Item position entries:
----------
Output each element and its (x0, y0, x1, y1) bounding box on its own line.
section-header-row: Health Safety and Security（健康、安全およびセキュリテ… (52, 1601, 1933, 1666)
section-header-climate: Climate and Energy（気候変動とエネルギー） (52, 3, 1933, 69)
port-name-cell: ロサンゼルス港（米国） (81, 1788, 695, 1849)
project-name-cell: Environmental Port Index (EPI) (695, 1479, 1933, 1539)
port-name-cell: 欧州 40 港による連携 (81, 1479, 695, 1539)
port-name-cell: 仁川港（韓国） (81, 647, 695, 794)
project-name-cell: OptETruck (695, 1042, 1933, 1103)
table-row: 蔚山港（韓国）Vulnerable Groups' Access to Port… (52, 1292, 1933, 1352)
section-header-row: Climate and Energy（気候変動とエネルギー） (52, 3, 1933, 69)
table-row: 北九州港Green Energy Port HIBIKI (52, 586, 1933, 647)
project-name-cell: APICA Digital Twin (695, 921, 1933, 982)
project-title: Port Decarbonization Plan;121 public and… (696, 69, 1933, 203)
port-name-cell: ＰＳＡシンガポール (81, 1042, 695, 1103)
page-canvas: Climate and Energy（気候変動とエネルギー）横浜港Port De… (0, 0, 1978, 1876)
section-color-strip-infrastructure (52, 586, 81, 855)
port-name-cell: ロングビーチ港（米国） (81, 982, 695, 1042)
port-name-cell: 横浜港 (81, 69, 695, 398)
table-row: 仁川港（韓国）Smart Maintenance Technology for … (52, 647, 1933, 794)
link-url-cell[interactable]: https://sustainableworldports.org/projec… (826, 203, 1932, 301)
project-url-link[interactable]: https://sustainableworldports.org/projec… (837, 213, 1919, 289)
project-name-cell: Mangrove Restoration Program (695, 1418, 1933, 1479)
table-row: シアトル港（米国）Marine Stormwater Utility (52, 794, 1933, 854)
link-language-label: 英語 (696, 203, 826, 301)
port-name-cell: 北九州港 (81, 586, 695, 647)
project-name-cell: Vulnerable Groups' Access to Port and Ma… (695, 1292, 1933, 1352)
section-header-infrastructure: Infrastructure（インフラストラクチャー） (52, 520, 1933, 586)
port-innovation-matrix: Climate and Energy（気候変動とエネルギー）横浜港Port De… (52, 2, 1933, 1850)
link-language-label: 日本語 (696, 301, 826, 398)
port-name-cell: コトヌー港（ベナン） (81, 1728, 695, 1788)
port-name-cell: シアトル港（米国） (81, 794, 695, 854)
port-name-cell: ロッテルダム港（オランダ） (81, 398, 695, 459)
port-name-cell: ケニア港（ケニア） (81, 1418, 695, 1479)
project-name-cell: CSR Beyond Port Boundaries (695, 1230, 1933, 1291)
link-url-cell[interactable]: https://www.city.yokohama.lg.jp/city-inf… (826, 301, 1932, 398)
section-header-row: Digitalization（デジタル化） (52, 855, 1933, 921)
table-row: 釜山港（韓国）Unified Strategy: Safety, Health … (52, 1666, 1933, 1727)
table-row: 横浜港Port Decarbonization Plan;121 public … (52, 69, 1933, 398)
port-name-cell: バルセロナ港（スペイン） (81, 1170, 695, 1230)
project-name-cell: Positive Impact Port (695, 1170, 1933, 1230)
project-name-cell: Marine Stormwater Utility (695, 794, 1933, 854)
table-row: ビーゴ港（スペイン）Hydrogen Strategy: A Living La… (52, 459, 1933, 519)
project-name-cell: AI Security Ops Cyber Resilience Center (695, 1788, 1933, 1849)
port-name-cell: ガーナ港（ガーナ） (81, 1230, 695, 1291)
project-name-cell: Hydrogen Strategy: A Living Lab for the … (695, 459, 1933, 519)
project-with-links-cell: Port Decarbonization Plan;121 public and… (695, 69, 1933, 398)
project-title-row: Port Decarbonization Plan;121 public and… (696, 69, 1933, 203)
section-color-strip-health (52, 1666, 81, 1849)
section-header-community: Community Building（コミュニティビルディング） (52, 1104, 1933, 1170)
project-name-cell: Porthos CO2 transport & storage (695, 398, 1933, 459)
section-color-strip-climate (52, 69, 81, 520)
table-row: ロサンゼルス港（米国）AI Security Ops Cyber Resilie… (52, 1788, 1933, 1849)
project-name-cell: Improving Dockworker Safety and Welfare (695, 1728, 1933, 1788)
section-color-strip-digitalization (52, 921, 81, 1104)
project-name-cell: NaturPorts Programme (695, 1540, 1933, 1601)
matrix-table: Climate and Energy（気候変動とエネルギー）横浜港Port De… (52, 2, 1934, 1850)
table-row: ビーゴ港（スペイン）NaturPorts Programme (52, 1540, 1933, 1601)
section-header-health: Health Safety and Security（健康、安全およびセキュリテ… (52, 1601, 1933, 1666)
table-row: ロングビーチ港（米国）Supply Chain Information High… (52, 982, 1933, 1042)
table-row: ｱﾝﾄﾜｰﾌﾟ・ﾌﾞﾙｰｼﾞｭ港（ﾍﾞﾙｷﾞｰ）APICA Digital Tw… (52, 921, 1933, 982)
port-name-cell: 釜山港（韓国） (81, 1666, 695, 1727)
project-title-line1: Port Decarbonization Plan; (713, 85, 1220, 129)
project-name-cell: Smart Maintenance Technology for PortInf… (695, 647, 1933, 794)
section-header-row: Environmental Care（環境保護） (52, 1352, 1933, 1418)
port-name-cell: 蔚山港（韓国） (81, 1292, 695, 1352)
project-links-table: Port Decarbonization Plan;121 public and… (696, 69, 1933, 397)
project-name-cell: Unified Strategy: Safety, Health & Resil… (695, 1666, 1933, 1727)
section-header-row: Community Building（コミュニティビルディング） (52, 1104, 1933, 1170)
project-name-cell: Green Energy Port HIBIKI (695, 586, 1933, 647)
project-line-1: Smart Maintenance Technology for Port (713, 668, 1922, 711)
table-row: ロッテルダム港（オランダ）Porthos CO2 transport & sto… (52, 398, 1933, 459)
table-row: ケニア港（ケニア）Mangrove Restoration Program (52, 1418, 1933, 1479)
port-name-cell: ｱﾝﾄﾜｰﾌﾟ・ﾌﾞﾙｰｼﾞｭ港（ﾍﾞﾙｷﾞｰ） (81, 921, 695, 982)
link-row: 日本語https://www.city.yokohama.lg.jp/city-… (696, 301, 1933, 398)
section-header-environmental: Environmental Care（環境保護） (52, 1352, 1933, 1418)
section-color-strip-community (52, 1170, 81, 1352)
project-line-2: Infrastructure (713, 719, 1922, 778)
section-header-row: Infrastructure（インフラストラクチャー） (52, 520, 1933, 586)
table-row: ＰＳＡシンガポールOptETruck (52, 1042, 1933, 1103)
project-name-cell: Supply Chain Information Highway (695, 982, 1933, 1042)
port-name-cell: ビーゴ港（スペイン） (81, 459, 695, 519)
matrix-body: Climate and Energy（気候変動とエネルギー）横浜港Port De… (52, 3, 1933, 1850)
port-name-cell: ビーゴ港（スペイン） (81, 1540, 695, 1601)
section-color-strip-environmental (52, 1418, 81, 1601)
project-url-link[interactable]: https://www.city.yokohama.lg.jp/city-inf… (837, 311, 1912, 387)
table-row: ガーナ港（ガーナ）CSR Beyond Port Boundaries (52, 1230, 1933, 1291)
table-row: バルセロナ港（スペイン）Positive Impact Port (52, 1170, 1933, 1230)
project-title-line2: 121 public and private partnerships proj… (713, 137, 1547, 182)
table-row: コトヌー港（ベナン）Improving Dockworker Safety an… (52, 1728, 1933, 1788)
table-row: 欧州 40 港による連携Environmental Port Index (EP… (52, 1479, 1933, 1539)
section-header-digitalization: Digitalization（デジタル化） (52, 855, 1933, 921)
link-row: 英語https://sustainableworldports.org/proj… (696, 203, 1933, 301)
----------
[PROBLEM STATEMENT] Place each line above into a JSON list of strings, one string per line, leaving out any blank lines.

[ANSWER BELOW]
[
  "Output each element and its (x0, y0, x1, y1) bounding box on its own line.",
  "section-header-row: Health Safety and Security（健康、安全およびセキュリテ… (52, 1601, 1933, 1666)",
  "section-header-climate: Climate and Energy（気候変動とエネルギー） (52, 3, 1933, 69)",
  "port-name-cell: ロサンゼルス港（米国） (81, 1788, 695, 1849)",
  "project-name-cell: Environmental Port Index (EPI) (695, 1479, 1933, 1539)",
  "port-name-cell: 欧州 40 港による連携 (81, 1479, 695, 1539)",
  "port-name-cell: 仁川港（韓国） (81, 647, 695, 794)",
  "project-name-cell: OptETruck (695, 1042, 1933, 1103)",
  "table-row: 蔚山港（韓国）Vulnerable Groups' Access to Port… (52, 1292, 1933, 1352)",
  "section-header-row: Climate and Energy（気候変動とエネルギー） (52, 3, 1933, 69)",
  "table-row: 北九州港Green Energy Port HIBIKI (52, 586, 1933, 647)",
  "project-name-cell: APICA Digital Twin (695, 921, 1933, 982)",
  "project-title: Port Decarbonization Plan;121 public and… (696, 69, 1933, 203)",
  "port-name-cell: ＰＳＡシンガポール (81, 1042, 695, 1103)",
  "page-canvas: Climate and Energy（気候変動とエネルギー）横浜港Port De… (0, 0, 1978, 1876)",
  "section-color-strip-infrastructure (52, 586, 81, 855)",
  "port-name-cell: ロングビーチ港（米国） (81, 982, 695, 1042)",
  "port-name-cell: 横浜港 (81, 69, 695, 398)",
  "table-row: 仁川港（韓国）Smart Maintenance Technology for … (52, 647, 1933, 794)",
  "link-url-cell[interactable]: https://sustainableworldports.org/projec… (826, 203, 1932, 301)",
  "project-url-link[interactable]: https://sustainableworldports.org/projec… (837, 213, 1919, 289)",
  "project-name-cell: Mangrove Restoration Program (695, 1418, 1933, 1479)",
  "table-row: シアトル港（米国）Marine Stormwater Utility (52, 794, 1933, 854)",
  "link-language-label: 英語 (696, 203, 826, 301)",
  "port-name-cell: 北九州港 (81, 586, 695, 647)",
  "project-name-cell: Vulnerable Groups' Access to Port and Ma… (695, 1292, 1933, 1352)",
  "section-header-infrastructure: Infrastructure（インフラストラクチャー） (52, 520, 1933, 586)",
  "port-innovation-matrix: Climate and Energy（気候変動とエネルギー）横浜港Port De… (52, 2, 1933, 1850)",
  "link-language-label: 日本語 (696, 301, 826, 398)",
  "port-name-cell: コトヌー港（ベナン） (81, 1728, 695, 1788)",
  "port-name-cell: シアトル港（米国） (81, 794, 695, 854)",
  "port-name-cell: ロッテルダム港（オランダ） (81, 398, 695, 459)",
  "port-name-cell: ケニア港（ケニア） (81, 1418, 695, 1479)",
  "project-name-cell: CSR Beyond Port Boundaries (695, 1230, 1933, 1291)",
  "link-url-cell[interactable]: https://www.city.yokohama.lg.jp/city-inf… (826, 301, 1932, 398)",
  "section-header-row: Digitalization（デジタル化） (52, 855, 1933, 921)",
  "table-row: 釜山港（韓国）Unified Strategy: Safety, Health … (52, 1666, 1933, 1727)",
  "table-row: 横浜港Port Decarbonization Plan;121 public … (52, 69, 1933, 398)",
  "port-name-cell: バルセロナ港（スペイン） (81, 1170, 695, 1230)",
  "project-name-cell: Positive Impact Port (695, 1170, 1933, 1230)",
  "project-name-cell: Marine Stormwater Utility (695, 794, 1933, 854)",
  "table-row: ビーゴ港（スペイン）Hydrogen Strategy: A Living La… (52, 459, 1933, 519)",
  "project-name-cell: AI Security Ops Cyber Resilience Center (695, 1788, 1933, 1849)",
  "port-name-cell: ガーナ港（ガーナ） (81, 1230, 695, 1291)",
  "project-name-cell: Hydrogen Strategy: A Living Lab for the … (695, 459, 1933, 519)",
  "project-with-links-cell: Port Decarbonization Plan;121 public and… (695, 69, 1933, 398)",
  "project-title-row: Port Decarbonization Plan;121 public and… (696, 69, 1933, 203)",
  "section-color-strip-health (52, 1666, 81, 1849)",
  "section-header-community: Community Building（コミュニティビルディング） (52, 1104, 1933, 1170)",
  "project-name-cell: Porthos CO2 transport & storage (695, 398, 1933, 459)",
  "section-color-strip-climate (52, 69, 81, 520)",
  "table-row: ロサンゼルス港（米国）AI Security Ops Cyber Resilie… (52, 1788, 1933, 1849)",
  "project-name-cell: Improving Dockworker Safety and Welfare (695, 1728, 1933, 1788)",
  "section-color-strip-digitalization (52, 921, 81, 1104)",
  "project-name-cell: NaturPorts Programme (695, 1540, 1933, 1601)",
  "matrix-table: Climate and Energy（気候変動とエネルギー）横浜港Port De… (52, 2, 1934, 1850)",
  "table-row: ビーゴ港（スペイン）NaturPorts Programme (52, 1540, 1933, 1601)",
  "section-header-health: Health Safety and Security（健康、安全およびセキュリテ… (52, 1601, 1933, 1666)",
  "table-row: ロングビーチ港（米国）Supply Chain Information High… (52, 982, 1933, 1042)",
  "table-row: ｱﾝﾄﾜｰﾌﾟ・ﾌﾞﾙｰｼﾞｭ港（ﾍﾞﾙｷﾞｰ）APICA Digital Tw… (52, 921, 1933, 982)",
  "port-name-cell: 釜山港（韓国） (81, 1666, 695, 1727)",
  "project-title-line1: Port Decarbonization Plan; (713, 85, 1220, 129)",
  "project-name-cell: Smart Maintenance Technology for PortInf… (695, 647, 1933, 794)",
  "section-header-row: Environmental Care（環境保護） (52, 1352, 1933, 1418)",
  "port-name-cell: 蔚山港（韓国） (81, 1292, 695, 1352)",
  "project-links-table: Port Decarbonization Plan;121 public and… (696, 69, 1933, 397)",
  "project-name-cell: Unified Strategy: Safety, Health & Resil… (695, 1666, 1933, 1727)",
  "section-header-row: Community Building（コミュニティビルディング） (52, 1104, 1933, 1170)",
  "project-name-cell: Green Energy Port HIBIKI (695, 586, 1933, 647)",
  "project-line-1: Smart Maintenance Technology for Port (713, 668, 1922, 711)",
  "table-row: ロッテルダム港（オランダ）Porthos CO2 transport & sto… (52, 398, 1933, 459)",
  "table-row: ケニア港（ケニア）Mangrove Restoration Program (52, 1418, 1933, 1479)",
  "port-name-cell: ｱﾝﾄﾜｰﾌﾟ・ﾌﾞﾙｰｼﾞｭ港（ﾍﾞﾙｷﾞｰ） (81, 921, 695, 982)",
  "link-row: 日本語https://www.city.yokohama.lg.jp/city-… (696, 301, 1933, 398)",
  "section-header-environmental: Environmental Care（環境保護） (52, 1352, 1933, 1418)",
  "section-color-strip-community (52, 1170, 81, 1352)",
  "project-line-2: Infrastructure (713, 719, 1922, 778)",
  "section-header-row: Infrastructure（インフラストラクチャー） (52, 520, 1933, 586)",
  "table-row: ＰＳＡシンガポールOptETruck (52, 1042, 1933, 1103)",
  "project-name-cell: Supply Chain Information Highway (695, 982, 1933, 1042)",
  "port-name-cell: ビーゴ港（スペイン） (81, 459, 695, 519)",
  "matrix-body: Climate and Energy（気候変動とエネルギー）横浜港Port De… (52, 3, 1933, 1850)",
  "port-name-cell: ビーゴ港（スペイン） (81, 1540, 695, 1601)",
  "section-color-strip-environmental (52, 1418, 81, 1601)",
  "project-url-link[interactable]: https://www.city.yokohama.lg.jp/city-inf… (837, 311, 1912, 387)",
  "table-row: ガーナ港（ガーナ）CSR Beyond Port Boundaries (52, 1230, 1933, 1291)",
  "table-row: バルセロナ港（スペイン）Positive Impact Port (52, 1170, 1933, 1230)",
  "project-title-line2: 121 public and private partnerships proj… (713, 137, 1547, 182)",
  "table-row: コトヌー港（ベナン）Improving Dockworker Safety an… (52, 1728, 1933, 1788)",
  "table-row: 欧州 40 港による連携Environmental Port Index (EP… (52, 1479, 1933, 1539)",
  "section-header-digitalization: Digitalization（デジタル化） (52, 855, 1933, 921)",
  "link-row: 英語https://sustainableworldports.org/proj… (696, 203, 1933, 301)"
]